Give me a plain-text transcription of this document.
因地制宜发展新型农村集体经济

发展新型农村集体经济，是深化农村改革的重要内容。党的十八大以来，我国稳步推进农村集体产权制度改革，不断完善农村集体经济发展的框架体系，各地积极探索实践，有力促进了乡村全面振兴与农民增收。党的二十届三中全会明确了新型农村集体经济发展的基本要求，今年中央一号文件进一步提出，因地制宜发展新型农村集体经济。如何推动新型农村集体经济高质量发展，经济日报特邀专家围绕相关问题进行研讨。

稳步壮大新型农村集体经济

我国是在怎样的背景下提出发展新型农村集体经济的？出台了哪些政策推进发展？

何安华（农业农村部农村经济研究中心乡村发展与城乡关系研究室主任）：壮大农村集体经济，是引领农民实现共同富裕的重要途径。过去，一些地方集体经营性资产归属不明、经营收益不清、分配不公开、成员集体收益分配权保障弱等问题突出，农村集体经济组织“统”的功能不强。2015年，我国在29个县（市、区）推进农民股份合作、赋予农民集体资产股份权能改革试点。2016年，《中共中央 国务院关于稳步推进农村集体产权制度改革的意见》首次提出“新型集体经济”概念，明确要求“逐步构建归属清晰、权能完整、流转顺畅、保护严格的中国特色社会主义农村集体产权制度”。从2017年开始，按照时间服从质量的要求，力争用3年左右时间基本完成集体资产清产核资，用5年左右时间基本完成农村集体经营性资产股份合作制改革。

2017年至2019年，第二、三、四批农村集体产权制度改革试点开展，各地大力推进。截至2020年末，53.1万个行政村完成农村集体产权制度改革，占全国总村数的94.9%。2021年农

WHAT YOU SHOULD DO
Your task is to gather every line with the word "因地制宜发展新型农村集体经济" and copy it.

OUTPUT FOR THIS TASK
因地制宜发展新型农村集体经济
发展新型农村集体经济，是深化农村改革的重要内容。党的十八大以来，我国稳步推进农村集体产权制度改革，不断完善农村集体经济发展的框架体系，各地积极探索实践，有力促进了乡村全面振兴与农民增收。党的二十届三中全会明确了新型农村集体经济发展的基本要求，今年中央一号文件进一步提出，因地制宜发展新型农村集体经济。如何推动新型农村集体经济高质量发展，经济日报特邀专家围绕相关问题进行研讨。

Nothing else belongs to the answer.